───── DATA RECORDS
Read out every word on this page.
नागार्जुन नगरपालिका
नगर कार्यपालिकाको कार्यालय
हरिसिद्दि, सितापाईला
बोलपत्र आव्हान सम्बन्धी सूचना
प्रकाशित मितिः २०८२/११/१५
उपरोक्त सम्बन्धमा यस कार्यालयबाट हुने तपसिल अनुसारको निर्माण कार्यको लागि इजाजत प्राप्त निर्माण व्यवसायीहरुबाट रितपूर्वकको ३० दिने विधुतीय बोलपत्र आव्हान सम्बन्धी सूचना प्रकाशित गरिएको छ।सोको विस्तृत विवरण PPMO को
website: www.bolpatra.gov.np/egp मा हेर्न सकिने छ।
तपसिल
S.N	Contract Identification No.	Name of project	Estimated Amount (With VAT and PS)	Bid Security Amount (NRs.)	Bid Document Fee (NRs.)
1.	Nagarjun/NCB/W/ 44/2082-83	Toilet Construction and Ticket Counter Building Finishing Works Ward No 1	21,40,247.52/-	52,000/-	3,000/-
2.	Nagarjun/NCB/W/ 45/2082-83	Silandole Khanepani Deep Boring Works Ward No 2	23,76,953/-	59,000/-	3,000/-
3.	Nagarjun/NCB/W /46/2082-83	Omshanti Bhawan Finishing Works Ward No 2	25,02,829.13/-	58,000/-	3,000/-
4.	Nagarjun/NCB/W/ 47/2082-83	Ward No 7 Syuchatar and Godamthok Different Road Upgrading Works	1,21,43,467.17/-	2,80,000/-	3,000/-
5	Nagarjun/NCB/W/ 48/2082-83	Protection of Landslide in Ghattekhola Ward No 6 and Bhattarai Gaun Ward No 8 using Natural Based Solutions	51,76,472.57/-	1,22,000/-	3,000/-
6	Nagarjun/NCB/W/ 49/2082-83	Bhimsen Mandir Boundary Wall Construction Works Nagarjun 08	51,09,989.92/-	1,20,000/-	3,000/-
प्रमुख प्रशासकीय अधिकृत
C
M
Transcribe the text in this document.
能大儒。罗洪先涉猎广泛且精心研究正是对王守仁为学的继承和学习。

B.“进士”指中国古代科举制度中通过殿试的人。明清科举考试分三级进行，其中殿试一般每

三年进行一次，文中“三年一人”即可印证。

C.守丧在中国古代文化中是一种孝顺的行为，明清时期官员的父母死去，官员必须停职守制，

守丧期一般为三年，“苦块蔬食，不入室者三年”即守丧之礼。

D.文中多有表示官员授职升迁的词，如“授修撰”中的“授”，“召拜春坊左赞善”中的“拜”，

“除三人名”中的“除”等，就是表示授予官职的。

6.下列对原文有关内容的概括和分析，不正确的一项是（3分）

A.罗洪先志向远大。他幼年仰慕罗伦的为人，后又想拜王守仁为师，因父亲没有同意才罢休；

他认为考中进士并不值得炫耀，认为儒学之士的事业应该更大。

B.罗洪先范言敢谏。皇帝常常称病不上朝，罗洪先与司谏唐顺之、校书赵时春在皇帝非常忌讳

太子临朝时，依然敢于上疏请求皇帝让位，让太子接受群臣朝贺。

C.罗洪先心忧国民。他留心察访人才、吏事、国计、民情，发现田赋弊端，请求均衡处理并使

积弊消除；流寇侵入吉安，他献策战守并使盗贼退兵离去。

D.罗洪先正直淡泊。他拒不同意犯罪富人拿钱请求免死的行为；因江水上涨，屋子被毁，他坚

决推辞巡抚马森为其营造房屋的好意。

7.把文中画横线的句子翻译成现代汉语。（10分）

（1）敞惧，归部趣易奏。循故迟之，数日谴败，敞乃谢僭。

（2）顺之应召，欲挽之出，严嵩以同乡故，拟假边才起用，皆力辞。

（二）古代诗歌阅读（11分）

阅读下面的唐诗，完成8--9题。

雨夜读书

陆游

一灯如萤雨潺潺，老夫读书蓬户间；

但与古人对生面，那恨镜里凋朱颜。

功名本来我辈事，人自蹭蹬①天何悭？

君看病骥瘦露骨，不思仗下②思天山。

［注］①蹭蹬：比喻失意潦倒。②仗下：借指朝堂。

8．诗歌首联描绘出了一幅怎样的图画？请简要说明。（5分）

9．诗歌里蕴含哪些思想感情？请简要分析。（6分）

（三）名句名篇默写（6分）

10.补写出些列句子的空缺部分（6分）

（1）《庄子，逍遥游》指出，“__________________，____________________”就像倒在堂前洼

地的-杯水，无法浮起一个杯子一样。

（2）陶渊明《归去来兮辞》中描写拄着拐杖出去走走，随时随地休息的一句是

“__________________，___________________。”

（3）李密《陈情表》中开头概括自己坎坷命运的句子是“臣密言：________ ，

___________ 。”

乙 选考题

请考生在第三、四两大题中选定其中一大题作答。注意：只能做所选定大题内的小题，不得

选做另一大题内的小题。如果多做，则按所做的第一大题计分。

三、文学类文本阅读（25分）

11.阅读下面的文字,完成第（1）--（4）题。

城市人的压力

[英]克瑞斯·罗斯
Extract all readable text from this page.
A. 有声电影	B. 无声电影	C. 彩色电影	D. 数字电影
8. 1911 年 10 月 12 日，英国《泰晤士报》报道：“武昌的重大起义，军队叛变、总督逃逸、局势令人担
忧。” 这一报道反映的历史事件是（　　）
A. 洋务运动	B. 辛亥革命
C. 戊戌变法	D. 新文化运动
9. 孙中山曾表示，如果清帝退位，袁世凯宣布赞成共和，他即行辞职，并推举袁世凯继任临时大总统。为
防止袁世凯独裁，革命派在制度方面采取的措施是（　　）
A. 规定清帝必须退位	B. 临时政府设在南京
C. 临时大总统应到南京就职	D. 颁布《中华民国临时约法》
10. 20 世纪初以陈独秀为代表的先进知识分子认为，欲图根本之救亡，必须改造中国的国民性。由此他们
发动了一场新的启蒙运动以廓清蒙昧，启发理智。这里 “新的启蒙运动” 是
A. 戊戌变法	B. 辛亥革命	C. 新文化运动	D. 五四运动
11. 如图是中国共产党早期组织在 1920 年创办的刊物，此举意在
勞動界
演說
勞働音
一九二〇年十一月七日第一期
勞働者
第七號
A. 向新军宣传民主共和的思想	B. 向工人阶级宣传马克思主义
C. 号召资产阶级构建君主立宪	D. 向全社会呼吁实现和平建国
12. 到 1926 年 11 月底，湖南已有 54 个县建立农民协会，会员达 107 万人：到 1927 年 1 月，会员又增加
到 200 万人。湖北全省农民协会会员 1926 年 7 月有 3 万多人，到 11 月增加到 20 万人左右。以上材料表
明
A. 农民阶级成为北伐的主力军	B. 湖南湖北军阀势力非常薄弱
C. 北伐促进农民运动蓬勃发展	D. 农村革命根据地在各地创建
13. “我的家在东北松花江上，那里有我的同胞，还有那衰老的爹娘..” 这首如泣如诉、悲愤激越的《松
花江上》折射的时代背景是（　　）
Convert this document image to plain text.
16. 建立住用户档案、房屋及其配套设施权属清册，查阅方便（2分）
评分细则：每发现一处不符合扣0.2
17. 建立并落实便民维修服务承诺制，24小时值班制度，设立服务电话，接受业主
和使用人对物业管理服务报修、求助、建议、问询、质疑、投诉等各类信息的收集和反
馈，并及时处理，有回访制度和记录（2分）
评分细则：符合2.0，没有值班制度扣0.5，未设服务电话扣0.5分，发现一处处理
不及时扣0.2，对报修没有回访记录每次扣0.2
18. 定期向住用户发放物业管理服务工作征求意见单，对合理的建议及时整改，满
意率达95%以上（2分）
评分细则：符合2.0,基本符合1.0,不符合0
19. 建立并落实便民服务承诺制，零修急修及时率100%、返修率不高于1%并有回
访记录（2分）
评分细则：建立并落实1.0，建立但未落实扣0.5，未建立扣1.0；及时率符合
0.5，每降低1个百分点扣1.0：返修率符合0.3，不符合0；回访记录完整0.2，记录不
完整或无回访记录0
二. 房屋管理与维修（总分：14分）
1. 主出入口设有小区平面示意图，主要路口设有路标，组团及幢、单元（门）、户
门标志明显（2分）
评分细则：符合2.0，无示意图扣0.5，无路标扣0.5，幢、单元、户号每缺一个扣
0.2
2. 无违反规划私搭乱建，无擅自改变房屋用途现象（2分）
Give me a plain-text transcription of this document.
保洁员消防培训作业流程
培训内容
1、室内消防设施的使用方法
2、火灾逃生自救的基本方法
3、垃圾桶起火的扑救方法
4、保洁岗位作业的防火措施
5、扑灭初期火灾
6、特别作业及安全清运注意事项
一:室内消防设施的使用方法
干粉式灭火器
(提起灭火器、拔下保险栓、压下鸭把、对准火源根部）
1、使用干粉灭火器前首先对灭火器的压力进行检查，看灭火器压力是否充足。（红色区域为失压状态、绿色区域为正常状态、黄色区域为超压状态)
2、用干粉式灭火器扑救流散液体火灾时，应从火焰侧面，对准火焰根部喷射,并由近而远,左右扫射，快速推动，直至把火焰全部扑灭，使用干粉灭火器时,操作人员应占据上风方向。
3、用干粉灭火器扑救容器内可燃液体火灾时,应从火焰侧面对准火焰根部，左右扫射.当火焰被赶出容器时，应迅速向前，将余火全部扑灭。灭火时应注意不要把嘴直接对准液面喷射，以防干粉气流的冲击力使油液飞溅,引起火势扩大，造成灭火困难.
──────────
Write out exactly the final stretch of the records: the line containing "Give me a plain-text" and every line after it, through the last, and nothing else.

Give me a plain-text transcription of this document.
保洁员消防培训作业流程
培训内容
1、室内消防设施的使用方法
2、火灾逃生自救的基本方法
3、垃圾桶起火的扑救方法
4、保洁岗位作业的防火措施
5、扑灭初期火灾
6、特别作业及安全清运注意事项
一:室内消防设施的使用方法
干粉式灭火器
(提起灭火器、拔下保险栓、压下鸭把、对准火源根部）
1、使用干粉灭火器前首先对灭火器的压力进行检查，看灭火器压力是否充足。（红色区域为失压状态、绿色区域为正常状态、黄色区域为超压状态)
2、用干粉式灭火器扑救流散液体火灾时，应从火焰侧面，对准火焰根部喷射,并由近而远,左右扫射，快速推动，直至把火焰全部扑灭，使用干粉灭火器时,操作人员应占据上风方向。
3、用干粉灭火器扑救容器内可燃液体火灾时,应从火焰侧面对准火焰根部，左右扫射.当火焰被赶出容器时，应迅速向前，将余火全部扑灭。灭火时应注意不要把嘴直接对准液面喷射，以防干粉气流的冲击力使油液飞溅,引起火势扩大，造成灭火困难.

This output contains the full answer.